▶ **Exercise objective**
Copy nothing but the text: repeat each entry exactly and drop the images.
** Start Data **
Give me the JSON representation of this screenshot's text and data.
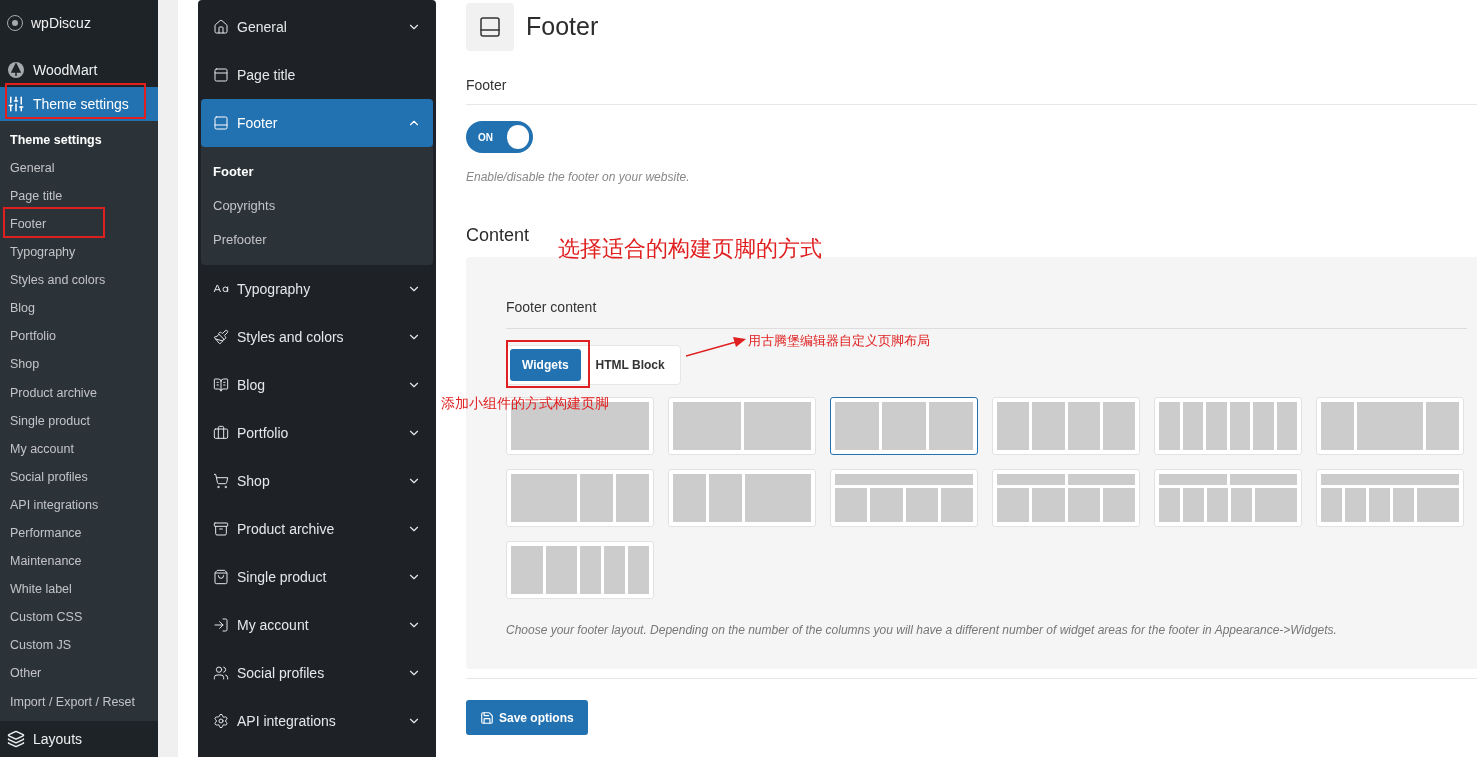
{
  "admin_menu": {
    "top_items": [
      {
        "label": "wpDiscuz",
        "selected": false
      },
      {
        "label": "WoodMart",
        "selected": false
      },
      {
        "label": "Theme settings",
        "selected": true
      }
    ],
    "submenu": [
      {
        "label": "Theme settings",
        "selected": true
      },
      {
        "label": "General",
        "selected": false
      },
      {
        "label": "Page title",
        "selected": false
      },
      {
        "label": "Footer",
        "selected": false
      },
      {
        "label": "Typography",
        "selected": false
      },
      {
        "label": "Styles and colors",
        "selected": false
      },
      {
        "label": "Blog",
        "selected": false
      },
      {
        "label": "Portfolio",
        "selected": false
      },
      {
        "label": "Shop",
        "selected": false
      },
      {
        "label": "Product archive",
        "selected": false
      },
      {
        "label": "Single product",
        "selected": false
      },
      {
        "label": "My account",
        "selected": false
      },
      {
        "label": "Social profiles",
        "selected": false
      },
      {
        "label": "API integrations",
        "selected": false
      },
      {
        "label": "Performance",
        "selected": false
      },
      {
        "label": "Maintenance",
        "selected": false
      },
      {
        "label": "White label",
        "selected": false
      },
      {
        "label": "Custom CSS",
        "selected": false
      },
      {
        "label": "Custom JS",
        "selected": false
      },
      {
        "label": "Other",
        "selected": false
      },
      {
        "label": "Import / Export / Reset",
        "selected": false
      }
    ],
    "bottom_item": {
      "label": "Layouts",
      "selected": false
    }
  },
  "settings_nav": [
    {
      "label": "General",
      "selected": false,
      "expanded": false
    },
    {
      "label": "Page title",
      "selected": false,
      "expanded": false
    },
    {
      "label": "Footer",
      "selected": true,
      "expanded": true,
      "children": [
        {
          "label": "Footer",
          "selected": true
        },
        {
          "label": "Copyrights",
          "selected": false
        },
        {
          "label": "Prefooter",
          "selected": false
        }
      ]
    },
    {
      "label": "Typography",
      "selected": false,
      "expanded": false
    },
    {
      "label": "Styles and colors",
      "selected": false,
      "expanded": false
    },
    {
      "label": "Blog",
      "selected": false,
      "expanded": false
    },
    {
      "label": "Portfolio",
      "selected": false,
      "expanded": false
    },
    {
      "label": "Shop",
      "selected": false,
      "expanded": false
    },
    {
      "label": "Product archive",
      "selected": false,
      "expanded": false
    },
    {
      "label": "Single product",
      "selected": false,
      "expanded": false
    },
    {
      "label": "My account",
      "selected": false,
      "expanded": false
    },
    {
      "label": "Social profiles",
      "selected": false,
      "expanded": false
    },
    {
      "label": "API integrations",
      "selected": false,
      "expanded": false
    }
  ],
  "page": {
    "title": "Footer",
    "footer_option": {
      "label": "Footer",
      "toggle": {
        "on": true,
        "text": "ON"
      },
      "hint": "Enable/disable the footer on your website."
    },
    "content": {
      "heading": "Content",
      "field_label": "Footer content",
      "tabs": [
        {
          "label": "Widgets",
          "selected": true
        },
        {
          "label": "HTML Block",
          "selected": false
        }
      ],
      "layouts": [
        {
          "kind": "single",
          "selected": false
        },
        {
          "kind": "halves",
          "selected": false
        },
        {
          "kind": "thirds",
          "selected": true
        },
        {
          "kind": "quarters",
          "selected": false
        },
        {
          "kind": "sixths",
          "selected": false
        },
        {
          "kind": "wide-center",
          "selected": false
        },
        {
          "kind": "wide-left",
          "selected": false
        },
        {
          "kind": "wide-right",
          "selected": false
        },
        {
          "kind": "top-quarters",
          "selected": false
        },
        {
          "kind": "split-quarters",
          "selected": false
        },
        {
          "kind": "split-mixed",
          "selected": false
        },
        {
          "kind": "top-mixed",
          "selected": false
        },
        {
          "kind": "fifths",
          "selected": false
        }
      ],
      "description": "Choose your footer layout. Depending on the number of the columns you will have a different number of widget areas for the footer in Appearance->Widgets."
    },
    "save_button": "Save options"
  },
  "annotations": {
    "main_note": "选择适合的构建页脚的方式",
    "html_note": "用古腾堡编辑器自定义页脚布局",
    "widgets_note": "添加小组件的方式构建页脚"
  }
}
** End Data **
▶ **Result of this task**
Give me the JSON representation of this screenshot's text and data.
{
  "admin_menu": {
    "top_items": [
      {
        "label": "wpDiscuz",
        "selected": false
      },
      {
        "label": "WoodMart",
        "selected": false
      },
      {
        "label": "Theme settings",
        "selected": true
      }
    ],
    "submenu": [
      {
        "label": "Theme settings",
        "selected": true
      },
      {
        "label": "General",
        "selected": false
      },
      {
        "label": "Page title",
        "selected": false
      },
      {
        "label": "Footer",
        "selected": false
      },
      {
        "label": "Typography",
        "selected": false
      },
      {
        "label": "Styles and colors",
        "selected": false
      },
      {
        "label": "Blog",
        "selected": false
      },
      {
        "label": "Portfolio",
        "selected": false
      },
      {
        "label": "Shop",
        "selected": false
      },
      {
        "label": "Product archive",
        "selected": false
      },
      {
        "label": "Single product",
        "selected": false
      },
      {
        "label": "My account",
        "selected": false
      },
      {
        "label": "Social profiles",
        "selected": false
      },
      {
        "label": "API integrations",
        "selected": false
      },
      {
        "label": "Performance",
        "selected": false
      },
      {
        "label": "Maintenance",
        "selected": false
      },
      {
        "label": "White label",
        "selected": false
      },
      {
        "label": "Custom CSS",
        "selected": false
      },
      {
        "label": "Custom JS",
        "selected": false
      },
      {
        "label": "Other",
        "selected": false
      },
      {
        "label": "Import / Export / Reset",
        "selected": false
      }
    ],
    "bottom_item": {
      "label": "Layouts",
      "selected": false
    }
  },
  "settings_nav": [
    {
      "label": "General",
      "selected": false,
      "expanded": false
    },
    {
      "label": "Page title",
      "selected": false,
      "expanded": false
    },
    {
      "label": "Footer",
      "selected": true,
      "expanded": true,
      "children": [
        {
          "label": "Footer",
          "selected": true
        },
        {
          "label": "Copyrights",
          "selected": false
        },
        {
          "label": "Prefooter",
          "selected": false
        }
      ]
    },
    {
      "label": "Typography",
      "selected": false,
      "expanded": false
    },
    {
      "label": "Styles and colors",
      "selected": false,
      "expanded": false
    },
    {
      "label": "Blog",
      "selected": false,
      "expanded": false
    },
    {
      "label": "Portfolio",
      "selected": false,
      "expanded": false
    },
    {
      "label": "Shop",
      "selected": false,
      "expanded": false
    },
    {
      "label": "Product archive",
      "selected": false,
      "expanded": false
    },
    {
      "label": "Single product",
      "selected": false,
      "expanded": false
    },
    {
      "label": "My account",
      "selected": false,
      "expanded": false
    },
    {
      "label": "Social profiles",
      "selected": false,
      "expanded": false
    },
    {
      "label": "API integrations",
      "selected": false,
      "expanded": false
    }
  ],
  "page": {
    "title": "Footer",
    "footer_option": {
      "label": "Footer",
      "toggle": {
        "on": true,
        "text": "ON"
      },
      "hint": "Enable/disable the footer on your website."
    },
    "content": {
      "heading": "Content",
      "field_label": "Footer content",
      "tabs": [
        {
          "label": "Widgets",
          "selected": true
        },
        {
          "label": "HTML Block",
          "selected": false
        }
      ],
      "layouts": [
        {
          "kind": "single",
          "selected": false
        },
        {
          "kind": "halves",
          "selected": false
        },
        {
          "kind": "thirds",
          "selected": true
        },
        {
          "kind": "quarters",
          "selected": false
        },
        {
          "kind": "sixths",
          "selected": false
        },
        {
          "kind": "wide-center",
          "selected": false
        },
        {
          "kind": "wide-left",
          "selected": false
        },
        {
          "kind": "wide-right",
          "selected": false
        },
        {
          "kind": "top-quarters",
          "selected": false
        },
        {
          "kind": "split-quarters",
          "selected": false
        },
        {
          "kind": "split-mixed",
          "selected": false
        },
        {
          "kind": "top-mixed",
          "selected": false
        },
        {
          "kind": "fifths",
          "selected": false
        }
      ],
      "description": "Choose your footer layout. Depending on the number of the columns you will have a different number of widget areas for the footer in Appearance->Widgets."
    },
    "save_button": "Save options"
  },
  "annotations": {
    "main_note": "选择适合的构建页脚的方式",
    "html_note": "用古腾堡编辑器自定义页脚布局",
    "widgets_note": "添加小组件的方式构建页脚"
  }
}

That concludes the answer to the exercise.